Given instruction:
Lines containing the word "title" should be extracted in full.

Supplied information:
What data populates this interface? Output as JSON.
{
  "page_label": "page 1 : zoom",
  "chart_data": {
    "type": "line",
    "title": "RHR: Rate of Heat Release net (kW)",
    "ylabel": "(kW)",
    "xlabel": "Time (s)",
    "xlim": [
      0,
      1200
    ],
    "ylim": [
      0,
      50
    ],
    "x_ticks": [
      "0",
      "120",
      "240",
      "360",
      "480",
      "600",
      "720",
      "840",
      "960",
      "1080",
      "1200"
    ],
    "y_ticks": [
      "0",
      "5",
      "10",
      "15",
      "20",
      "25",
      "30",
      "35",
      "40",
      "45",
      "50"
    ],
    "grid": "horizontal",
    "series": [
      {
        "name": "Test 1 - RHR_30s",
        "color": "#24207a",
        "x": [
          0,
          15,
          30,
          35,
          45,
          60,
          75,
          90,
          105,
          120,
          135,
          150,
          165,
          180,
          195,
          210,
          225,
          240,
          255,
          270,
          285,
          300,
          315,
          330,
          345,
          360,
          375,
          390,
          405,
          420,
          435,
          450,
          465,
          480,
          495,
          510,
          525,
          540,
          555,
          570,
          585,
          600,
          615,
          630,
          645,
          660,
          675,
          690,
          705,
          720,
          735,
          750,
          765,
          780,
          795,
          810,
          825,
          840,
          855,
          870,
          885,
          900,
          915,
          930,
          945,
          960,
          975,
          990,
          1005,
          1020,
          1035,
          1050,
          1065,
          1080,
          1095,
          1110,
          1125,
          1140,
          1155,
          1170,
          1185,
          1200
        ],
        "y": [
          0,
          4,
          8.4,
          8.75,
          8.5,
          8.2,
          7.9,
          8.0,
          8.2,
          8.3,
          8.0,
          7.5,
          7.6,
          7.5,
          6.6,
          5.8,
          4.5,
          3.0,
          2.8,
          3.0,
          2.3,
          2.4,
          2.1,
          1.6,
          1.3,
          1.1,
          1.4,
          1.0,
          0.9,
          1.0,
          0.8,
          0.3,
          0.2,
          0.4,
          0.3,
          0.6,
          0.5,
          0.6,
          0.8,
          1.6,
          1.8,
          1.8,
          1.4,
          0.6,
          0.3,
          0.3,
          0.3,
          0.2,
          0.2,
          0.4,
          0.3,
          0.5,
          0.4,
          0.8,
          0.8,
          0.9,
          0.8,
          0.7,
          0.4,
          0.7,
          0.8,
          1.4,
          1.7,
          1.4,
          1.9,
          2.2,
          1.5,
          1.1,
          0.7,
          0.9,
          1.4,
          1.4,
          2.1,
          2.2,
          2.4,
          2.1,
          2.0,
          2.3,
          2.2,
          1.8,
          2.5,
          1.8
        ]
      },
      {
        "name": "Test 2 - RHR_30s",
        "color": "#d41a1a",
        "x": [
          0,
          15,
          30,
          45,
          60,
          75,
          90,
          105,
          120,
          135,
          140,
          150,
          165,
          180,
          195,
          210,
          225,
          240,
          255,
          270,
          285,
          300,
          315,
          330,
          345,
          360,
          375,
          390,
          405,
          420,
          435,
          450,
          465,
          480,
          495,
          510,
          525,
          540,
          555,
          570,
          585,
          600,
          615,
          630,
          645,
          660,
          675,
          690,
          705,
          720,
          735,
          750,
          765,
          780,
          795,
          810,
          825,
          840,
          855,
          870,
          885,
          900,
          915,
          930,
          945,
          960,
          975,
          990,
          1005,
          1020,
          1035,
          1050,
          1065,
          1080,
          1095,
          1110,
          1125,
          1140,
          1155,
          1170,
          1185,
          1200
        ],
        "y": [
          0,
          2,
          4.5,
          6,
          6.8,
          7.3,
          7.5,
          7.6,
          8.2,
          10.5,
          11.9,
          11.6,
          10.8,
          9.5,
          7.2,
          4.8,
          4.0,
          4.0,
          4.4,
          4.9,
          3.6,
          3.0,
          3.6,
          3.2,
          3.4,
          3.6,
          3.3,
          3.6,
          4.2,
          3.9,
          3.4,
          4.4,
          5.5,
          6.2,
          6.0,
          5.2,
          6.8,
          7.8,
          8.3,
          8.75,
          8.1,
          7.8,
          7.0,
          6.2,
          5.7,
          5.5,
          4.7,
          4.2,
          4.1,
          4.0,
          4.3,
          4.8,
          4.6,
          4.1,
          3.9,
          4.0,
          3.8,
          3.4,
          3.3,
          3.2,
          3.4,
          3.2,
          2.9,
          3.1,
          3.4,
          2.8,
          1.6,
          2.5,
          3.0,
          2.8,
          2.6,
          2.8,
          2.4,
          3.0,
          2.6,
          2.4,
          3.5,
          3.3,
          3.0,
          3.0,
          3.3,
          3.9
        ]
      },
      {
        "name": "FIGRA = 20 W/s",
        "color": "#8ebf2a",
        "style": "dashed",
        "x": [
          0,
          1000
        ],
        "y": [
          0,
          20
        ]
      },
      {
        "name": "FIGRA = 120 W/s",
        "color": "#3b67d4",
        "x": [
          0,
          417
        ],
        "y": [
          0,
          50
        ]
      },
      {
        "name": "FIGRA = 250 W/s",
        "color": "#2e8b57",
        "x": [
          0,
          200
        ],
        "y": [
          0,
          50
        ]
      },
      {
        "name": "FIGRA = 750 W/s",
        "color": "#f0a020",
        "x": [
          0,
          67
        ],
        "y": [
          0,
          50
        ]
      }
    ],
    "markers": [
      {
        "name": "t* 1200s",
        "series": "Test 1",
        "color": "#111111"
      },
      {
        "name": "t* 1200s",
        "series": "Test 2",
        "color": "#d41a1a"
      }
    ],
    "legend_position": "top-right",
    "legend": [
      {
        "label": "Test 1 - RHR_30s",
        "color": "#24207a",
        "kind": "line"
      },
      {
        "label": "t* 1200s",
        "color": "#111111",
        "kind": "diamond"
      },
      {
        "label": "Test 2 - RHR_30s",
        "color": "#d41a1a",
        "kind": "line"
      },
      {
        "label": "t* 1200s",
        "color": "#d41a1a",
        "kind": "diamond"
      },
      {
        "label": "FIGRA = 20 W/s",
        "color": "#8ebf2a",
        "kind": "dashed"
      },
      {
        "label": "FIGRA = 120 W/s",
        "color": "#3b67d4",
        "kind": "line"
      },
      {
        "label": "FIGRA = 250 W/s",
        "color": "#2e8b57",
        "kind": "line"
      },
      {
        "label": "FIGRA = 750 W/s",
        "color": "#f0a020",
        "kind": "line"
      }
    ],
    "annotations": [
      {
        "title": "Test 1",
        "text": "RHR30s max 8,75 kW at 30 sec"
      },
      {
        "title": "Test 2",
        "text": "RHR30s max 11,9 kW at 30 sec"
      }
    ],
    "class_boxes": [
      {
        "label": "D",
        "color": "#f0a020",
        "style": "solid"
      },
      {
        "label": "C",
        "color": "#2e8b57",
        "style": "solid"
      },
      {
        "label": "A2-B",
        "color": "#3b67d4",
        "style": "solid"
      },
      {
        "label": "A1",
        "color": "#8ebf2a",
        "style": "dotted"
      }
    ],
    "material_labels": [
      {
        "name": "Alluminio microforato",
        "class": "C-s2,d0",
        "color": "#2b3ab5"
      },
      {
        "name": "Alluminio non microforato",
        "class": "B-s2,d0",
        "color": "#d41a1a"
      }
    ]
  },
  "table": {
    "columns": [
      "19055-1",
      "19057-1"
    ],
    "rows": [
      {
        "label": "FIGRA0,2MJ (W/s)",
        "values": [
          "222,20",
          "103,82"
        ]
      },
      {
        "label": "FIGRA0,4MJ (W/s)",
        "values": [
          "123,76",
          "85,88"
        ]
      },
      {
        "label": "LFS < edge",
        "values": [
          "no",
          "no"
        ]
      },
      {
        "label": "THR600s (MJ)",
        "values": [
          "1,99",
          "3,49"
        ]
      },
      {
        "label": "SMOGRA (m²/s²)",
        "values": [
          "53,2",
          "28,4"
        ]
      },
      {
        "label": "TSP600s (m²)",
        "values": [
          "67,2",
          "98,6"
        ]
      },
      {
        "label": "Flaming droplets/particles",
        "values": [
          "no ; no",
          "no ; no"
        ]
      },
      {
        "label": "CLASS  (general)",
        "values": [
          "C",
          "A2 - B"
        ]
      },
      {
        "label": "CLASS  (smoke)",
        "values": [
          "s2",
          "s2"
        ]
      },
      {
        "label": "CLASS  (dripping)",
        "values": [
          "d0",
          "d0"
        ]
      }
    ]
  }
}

Output for this exercise:
    "title": "RHR: Rate of Heat Release net (kW)",
        "title": "Test 1",
        "title": "Test 2",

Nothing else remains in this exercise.